_Set problem_
Please write out the material that follows, exactly as it stands.

_Records for processing_
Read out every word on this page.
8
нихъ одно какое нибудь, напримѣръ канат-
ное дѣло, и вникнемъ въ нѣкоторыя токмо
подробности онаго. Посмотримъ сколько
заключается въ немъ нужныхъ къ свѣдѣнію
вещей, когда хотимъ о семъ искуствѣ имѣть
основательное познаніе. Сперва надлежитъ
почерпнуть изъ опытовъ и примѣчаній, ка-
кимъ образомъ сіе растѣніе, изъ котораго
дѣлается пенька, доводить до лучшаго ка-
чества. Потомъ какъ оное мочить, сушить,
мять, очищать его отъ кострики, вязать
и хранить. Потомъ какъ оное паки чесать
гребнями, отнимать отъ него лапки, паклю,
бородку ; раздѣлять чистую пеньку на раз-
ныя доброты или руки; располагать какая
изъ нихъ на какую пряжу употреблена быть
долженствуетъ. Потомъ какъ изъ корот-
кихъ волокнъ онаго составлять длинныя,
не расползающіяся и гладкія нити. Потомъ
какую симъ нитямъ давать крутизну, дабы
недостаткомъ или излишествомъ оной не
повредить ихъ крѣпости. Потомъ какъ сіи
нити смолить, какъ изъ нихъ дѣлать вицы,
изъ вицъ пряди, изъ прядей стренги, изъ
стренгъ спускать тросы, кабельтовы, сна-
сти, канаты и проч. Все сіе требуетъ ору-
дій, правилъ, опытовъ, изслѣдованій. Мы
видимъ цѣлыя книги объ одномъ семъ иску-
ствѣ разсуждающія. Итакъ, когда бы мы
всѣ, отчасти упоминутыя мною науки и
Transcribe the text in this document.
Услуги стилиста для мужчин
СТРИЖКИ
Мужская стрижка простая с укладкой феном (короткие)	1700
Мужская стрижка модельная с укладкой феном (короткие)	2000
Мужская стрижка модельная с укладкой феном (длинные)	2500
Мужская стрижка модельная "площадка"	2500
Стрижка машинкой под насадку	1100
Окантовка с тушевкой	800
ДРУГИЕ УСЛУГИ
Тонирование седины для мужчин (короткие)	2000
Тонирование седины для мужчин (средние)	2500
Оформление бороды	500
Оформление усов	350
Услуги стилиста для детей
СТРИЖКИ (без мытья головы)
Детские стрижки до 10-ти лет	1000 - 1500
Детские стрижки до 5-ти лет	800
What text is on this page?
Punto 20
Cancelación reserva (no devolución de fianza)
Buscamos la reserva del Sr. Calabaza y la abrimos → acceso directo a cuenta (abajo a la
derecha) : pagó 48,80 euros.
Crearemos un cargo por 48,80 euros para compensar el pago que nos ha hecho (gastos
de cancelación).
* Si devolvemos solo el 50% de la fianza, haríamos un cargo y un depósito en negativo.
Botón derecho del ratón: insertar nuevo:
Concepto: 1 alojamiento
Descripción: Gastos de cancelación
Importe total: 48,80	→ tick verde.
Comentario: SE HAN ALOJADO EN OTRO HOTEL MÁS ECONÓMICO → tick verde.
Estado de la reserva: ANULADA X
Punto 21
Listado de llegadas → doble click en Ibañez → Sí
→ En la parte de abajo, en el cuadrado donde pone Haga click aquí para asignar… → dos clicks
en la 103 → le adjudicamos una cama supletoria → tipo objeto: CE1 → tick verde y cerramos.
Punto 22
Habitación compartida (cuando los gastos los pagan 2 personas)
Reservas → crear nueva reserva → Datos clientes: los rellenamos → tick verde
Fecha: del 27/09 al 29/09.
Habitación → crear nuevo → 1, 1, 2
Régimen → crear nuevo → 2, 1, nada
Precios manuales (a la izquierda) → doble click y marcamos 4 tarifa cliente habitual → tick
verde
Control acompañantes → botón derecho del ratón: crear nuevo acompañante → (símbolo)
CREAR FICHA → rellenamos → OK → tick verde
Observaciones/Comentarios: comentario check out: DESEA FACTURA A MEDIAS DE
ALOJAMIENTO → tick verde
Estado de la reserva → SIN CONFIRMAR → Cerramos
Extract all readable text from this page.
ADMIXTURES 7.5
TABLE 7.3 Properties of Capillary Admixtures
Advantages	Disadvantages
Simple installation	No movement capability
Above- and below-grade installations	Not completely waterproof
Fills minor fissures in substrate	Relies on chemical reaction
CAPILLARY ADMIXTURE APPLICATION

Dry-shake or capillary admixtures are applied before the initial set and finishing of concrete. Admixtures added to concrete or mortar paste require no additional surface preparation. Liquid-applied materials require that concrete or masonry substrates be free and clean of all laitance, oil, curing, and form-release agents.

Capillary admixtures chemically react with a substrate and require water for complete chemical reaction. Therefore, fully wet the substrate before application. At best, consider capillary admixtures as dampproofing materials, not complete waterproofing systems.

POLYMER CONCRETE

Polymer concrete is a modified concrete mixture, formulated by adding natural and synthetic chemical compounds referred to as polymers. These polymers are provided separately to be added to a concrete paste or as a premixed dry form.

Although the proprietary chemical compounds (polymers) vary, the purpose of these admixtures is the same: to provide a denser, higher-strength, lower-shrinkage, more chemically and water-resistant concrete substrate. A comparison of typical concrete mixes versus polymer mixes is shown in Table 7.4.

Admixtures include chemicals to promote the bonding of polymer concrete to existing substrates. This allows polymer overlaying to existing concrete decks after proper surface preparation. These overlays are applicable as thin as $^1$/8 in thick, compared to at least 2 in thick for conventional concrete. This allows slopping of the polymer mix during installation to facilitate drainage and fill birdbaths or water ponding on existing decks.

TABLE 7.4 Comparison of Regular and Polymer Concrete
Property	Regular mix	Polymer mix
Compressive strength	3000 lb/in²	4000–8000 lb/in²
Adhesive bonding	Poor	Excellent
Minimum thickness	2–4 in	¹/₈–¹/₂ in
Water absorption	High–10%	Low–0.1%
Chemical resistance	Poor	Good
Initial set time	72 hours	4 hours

_Output_
Read out every word on this page.
8
нихъ одно какое нибудь, напримѣръ канат-
ное дѣло, и вникнемъ въ нѣкоторыя токмо
подробности онаго. Посмотримъ сколько
заключается въ немъ нужныхъ къ свѣдѣнію
вещей, когда хотимъ о семъ искуствѣ имѣть
основательное познаніе. Сперва надлежитъ
почерпнуть изъ опытовъ и примѣчаній, ка-
кимъ образомъ сіе растѣніе, изъ котораго
дѣлается пенька, доводить до лучшаго ка-
чества. Потомъ какъ оное мочить, сушить,
мять, очищать его отъ кострики, вязать
и хранить. Потомъ какъ оное паки чесать
гребнями, отнимать отъ него лапки, паклю,
бородку ; раздѣлять чистую пеньку на раз-
ныя доброты или руки; располагать какая
изъ нихъ на какую пряжу употреблена быть
долженствуетъ. Потомъ какъ изъ корот-
кихъ волокнъ онаго составлять длинныя,
не расползающіяся и гладкія нити. Потомъ
какую симъ нитямъ давать крутизну, дабы
недостаткомъ или излишествомъ оной не
повредить ихъ крѣпости. Потомъ какъ сіи
нити смолить, какъ изъ нихъ дѣлать вицы,
изъ вицъ пряди, изъ прядей стренги, изъ
стренгъ спускать тросы, кабельтовы, сна-
сти, канаты и проч. Все сіе требуетъ ору-
дій, правилъ, опытовъ, изслѣдованій. Мы
видимъ цѣлыя книги объ одномъ семъ иску-
ствѣ разсуждающія. Итакъ, когда бы мы
всѣ, отчасти упоминутыя мною науки и
Transcribe the text in this document.
Услуги стилиста для мужчин
СТРИЖКИ
Мужская стрижка простая с укладкой феном (короткие)	1700
Мужская стрижка модельная с укладкой феном (короткие)	2000
Мужская стрижка модельная с укладкой феном (длинные)	2500
Мужская стрижка модельная "площадка"	2500
Стрижка машинкой под насадку	1100
Окантовка с тушевкой	800
ДРУГИЕ УСЛУГИ
Тонирование седины для мужчин (короткие)	2000
Тонирование седины для мужчин (средние)	2500
Оформление бороды	500
Оформление усов	350
Услуги стилиста для детей
СТРИЖКИ (без мытья головы)
Детские стрижки до 10-ти лет	1000 - 1500
Детские стрижки до 5-ти лет	800
What text is on this page?
Punto 20
Cancelación reserva (no devolución de fianza)
Buscamos la reserva del Sr. Calabaza y la abrimos → acceso directo a cuenta (abajo a la
derecha) : pagó 48,80 euros.
Crearemos un cargo por 48,80 euros para compensar el pago que nos ha hecho (gastos
de cancelación).
* Si devolvemos solo el 50% de la fianza, haríamos un cargo y un depósito en negativo.
Botón derecho del ratón: insertar nuevo:
Concepto: 1 alojamiento
Descripción: Gastos de cancelación
Importe total: 48,80	→ tick verde.
Comentario: SE HAN ALOJADO EN OTRO HOTEL MÁS ECONÓMICO → tick verde.
Estado de la reserva: ANULADA X
Punto 21
Listado de llegadas → doble click en Ibañez → Sí
→ En la parte de abajo, en el cuadrado donde pone Haga click aquí para asignar… → dos clicks
en la 103 → le adjudicamos una cama supletoria → tipo objeto: CE1 → tick verde y cerramos.
Punto 22
Habitación compartida (cuando los gastos los pagan 2 personas)
Reservas → crear nueva reserva → Datos clientes: los rellenamos → tick verde
Fecha: del 27/09 al 29/09.
Habitación → crear nuevo → 1, 1, 2
Régimen → crear nuevo → 2, 1, nada
Precios manuales (a la izquierda) → doble click y marcamos 4 tarifa cliente habitual → tick
verde
Control acompañantes → botón derecho del ratón: crear nuevo acompañante → (símbolo)
CREAR FICHA → rellenamos → OK → tick verde
Observaciones/Comentarios: comentario check out: DESEA FACTURA A MEDIAS DE
ALOJAMIENTO → tick verde
Estado de la reserva → SIN CONFIRMAR → Cerramos
Extract all readable text from this page.
ADMIXTURES 7.5
TABLE 7.3 Properties of Capillary Admixtures
Advantages	Disadvantages
Simple installation	No movement capability
Above- and below-grade installations	Not completely waterproof
Fills minor fissures in substrate	Relies on chemical reaction
CAPILLARY ADMIXTURE APPLICATION

Dry-shake or capillary admixtures are applied before the initial set and finishing of concrete. Admixtures added to concrete or mortar paste require no additional surface preparation. Liquid-applied materials require that concrete or masonry substrates be free and clean of all laitance, oil, curing, and form-release agents.

Capillary admixtures chemically react with a substrate and require water for complete chemical reaction. Therefore, fully wet the substrate before application. At best, consider capillary admixtures as dampproofing materials, not complete waterproofing systems.

POLYMER CONCRETE

Polymer concrete is a modified concrete mixture, formulated by adding natural and synthetic chemical compounds referred to as polymers. These polymers are provided separately to be added to a concrete paste or as a premixed dry form.

Although the proprietary chemical compounds (polymers) vary, the purpose of these admixtures is the same: to provide a denser, higher-strength, lower-shrinkage, more chemically and water-resistant concrete substrate. A comparison of typical concrete mixes versus polymer mixes is shown in Table 7.4.

Admixtures include chemicals to promote the bonding of polymer concrete to existing substrates. This allows polymer overlaying to existing concrete decks after proper surface preparation. These overlays are applicable as thin as $^1$/8 in thick, compared to at least 2 in thick for conventional concrete. This allows slopping of the polymer mix during installation to facilitate drainage and fill birdbaths or water ponding on existing decks.

TABLE 7.4 Comparison of Regular and Polymer Concrete
Property	Regular mix	Polymer mix
Compressive strength	3000 lb/in²	4000–8000 lb/in²
Adhesive bonding	Poor	Excellent
Minimum thickness	2–4 in	¹/₈–¹/₂ in
Water absorption	High–10%	Low–0.1%
Chemical resistance	Poor	Good
Initial set time	72 hours	4 hours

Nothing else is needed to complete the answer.